● **WRITTEN EXERCISE**
Produce an exact transcription of the listing below, omitting the pictures.

● **EXERCISE INPUT**
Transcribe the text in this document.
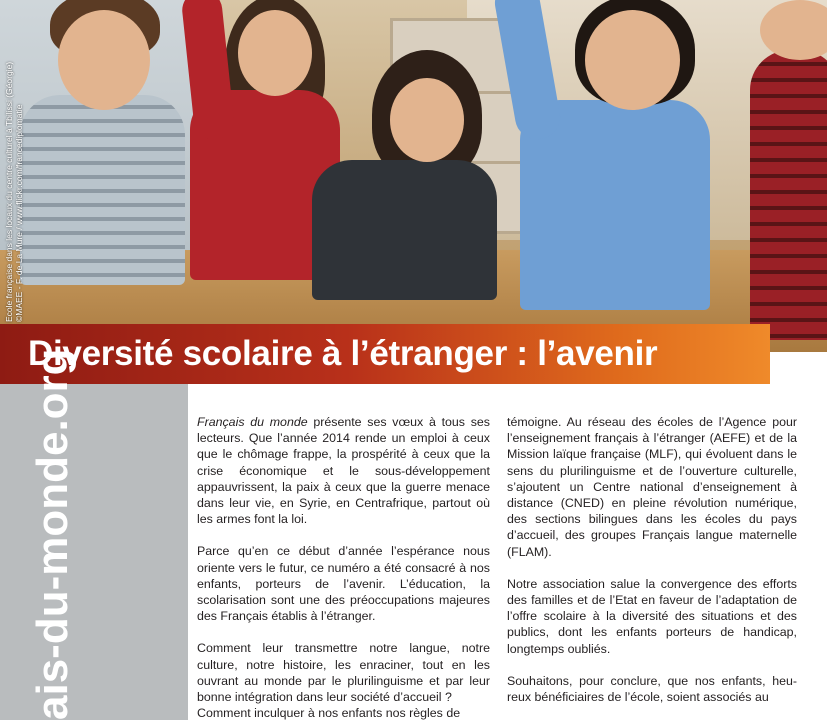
Ecole française dans les locaux du centre culturel à Tbilissi (Géorgie) ©MAEE - F. de La Mure / www.flickr.com/francediplomatie
Diversité scolaire à l’étranger : l’avenir
ais-du-monde.org	Français du monde présente ses vœux à tous ses lecteurs. Que l’année 2014 rende un emploi à ceux que le chômage frappe, la prospérité à ceux que la crise économique et le sous-développement appauvrissent, la paix à ceux que la guerre menace dans leur vie, en Syrie, en Centrafrique, partout où les armes font la loi.

Parce qu’en ce début d’année l’espérance nous oriente vers le futur, ce numéro a été consacré à nos enfants, porteurs de l’avenir. L’éducation, la scolarisation sont une des préoccupations majeures des Français établis à l’étranger.

Comment leur transmettre notre langue, notre culture, notre histoire, les enraciner, tout en les ouvrant au monde par le plurilinguisme et par leur bonne intégration dans leur société d’accueil ?

Comment inculquer à nos enfants nos règles de

témoigne. Au réseau des écoles de l’Agence pour l’enseignement français à l’étranger (AEFE) et de la Mission laïque française (MLF), qui évoluent dans le sens du plurilinguisme et de l’ouverture culturelle, s’ajoutent un Centre national d’enseignement à distance (CNED) en pleine révolution numérique, des sections bilingues dans les écoles du pays d’accueil, des groupes Français langue maternelle (FLAM).

Notre association salue la convergence des efforts des familles et de l’Etat en faveur de l’adaptation de l’offre scolaire à la diversité des situations et des publics, dont les enfants porteurs de handicap, longtemps oubliés.

Souhaitons, pour conclure, que nos enfants, heu-reux bénéficiaires de l’école, soient associés au
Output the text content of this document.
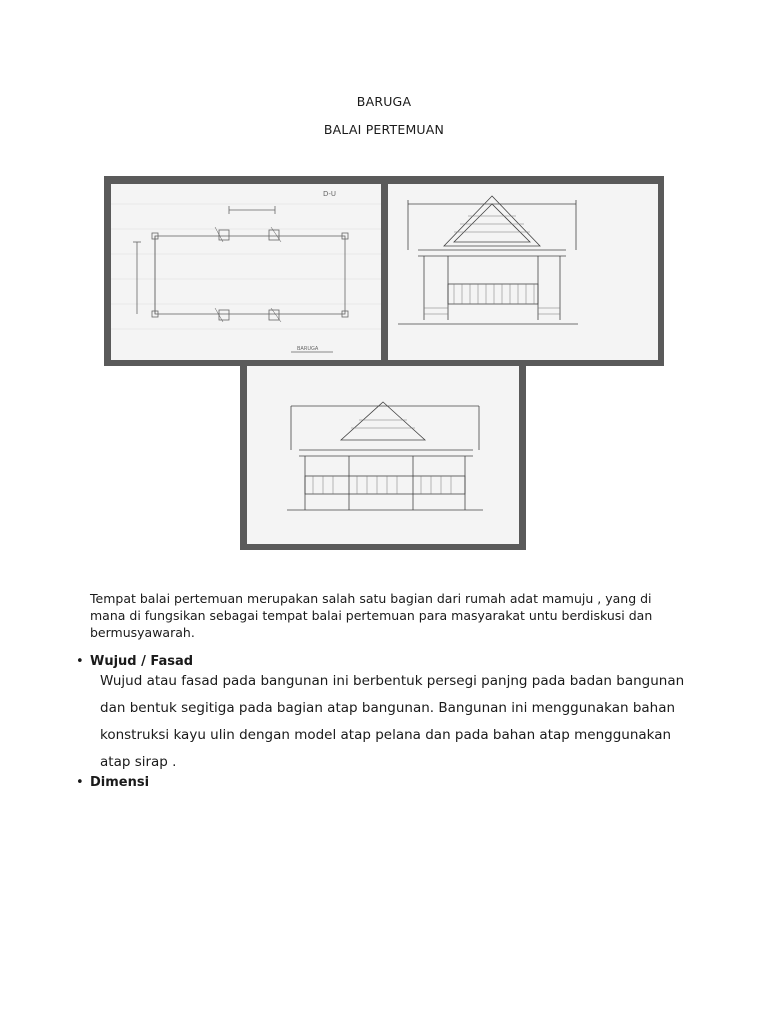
BARUGA
BALAI PERTEMUAN
D-U
BARUGA
Tempat balai pertemuan merupakan salah satu bagian dari rumah adat mamuju , yang di mana di fungsikan sebagai tempat balai pertemuan para masyarakat untu berdiskusi dan bermusyawarah.
• Wujud / Fasad
Wujud atau fasad pada bangunan ini berbentuk persegi panjng pada badan bangunan dan bentuk segitiga pada bagian atap bangunan. Bangunan ini menggunakan bahan konstruksi kayu ulin dengan model atap pelana dan pada bahan atap menggunakan atap sirap .
• Dimensi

● **ANSWER**
Transcribe the text in this document.
Ecole française dans les locaux du centre culturel à Tbilissi (Géorgie) ©MAEE - F. de La Mure / www.flickr.com/francediplomatie
Diversité scolaire à l’étranger : l’avenir
ais-du-monde.org	Français du monde présente ses vœux à tous ses lecteurs. Que l’année 2014 rende un emploi à ceux que le chômage frappe, la prospérité à ceux que la crise économique et le sous-développement appauvrissent, la paix à ceux que la guerre menace dans leur vie, en Syrie, en Centrafrique, partout où les armes font la loi.

Parce qu’en ce début d’année l’espérance nous oriente vers le futur, ce numéro a été consacré à nos enfants, porteurs de l’avenir. L’éducation, la scolarisation sont une des préoccupations majeures des Français établis à l’étranger.

Comment leur transmettre notre langue, notre culture, notre histoire, les enraciner, tout en les ouvrant au monde par le plurilinguisme et par leur bonne intégration dans leur société d’accueil ?

Comment inculquer à nos enfants nos règles de

témoigne. Au réseau des écoles de l’Agence pour l’enseignement français à l’étranger (AEFE) et de la Mission laïque française (MLF), qui évoluent dans le sens du plurilinguisme et de l’ouverture culturelle, s’ajoutent un Centre national d’enseignement à distance (CNED) en pleine révolution numérique, des sections bilingues dans les écoles du pays d’accueil, des groupes Français langue maternelle (FLAM).

Notre association salue la convergence des efforts des familles et de l’Etat en faveur de l’adaptation de l’offre scolaire à la diversité des situations et des publics, dont les enfants porteurs de handicap, longtemps oubliés.

Souhaitons, pour conclure, que nos enfants, heu-reux bénéficiaires de l’école, soient associés au
Output the text content of this document.
BARUGA
BALAI PERTEMUAN
D-U
BARUGA
Tempat balai pertemuan merupakan salah satu bagian dari rumah adat mamuju , yang di mana di fungsikan sebagai tempat balai pertemuan para masyarakat untu berdiskusi dan bermusyawarah.
• Wujud / Fasad
Wujud atau fasad pada bangunan ini berbentuk persegi panjng pada badan bangunan dan bentuk segitiga pada bagian atap bangunan. Bangunan ini menggunakan bahan konstruksi kayu ulin dengan model atap pelana dan pada bahan atap menggunakan atap sirap .
• Dimensi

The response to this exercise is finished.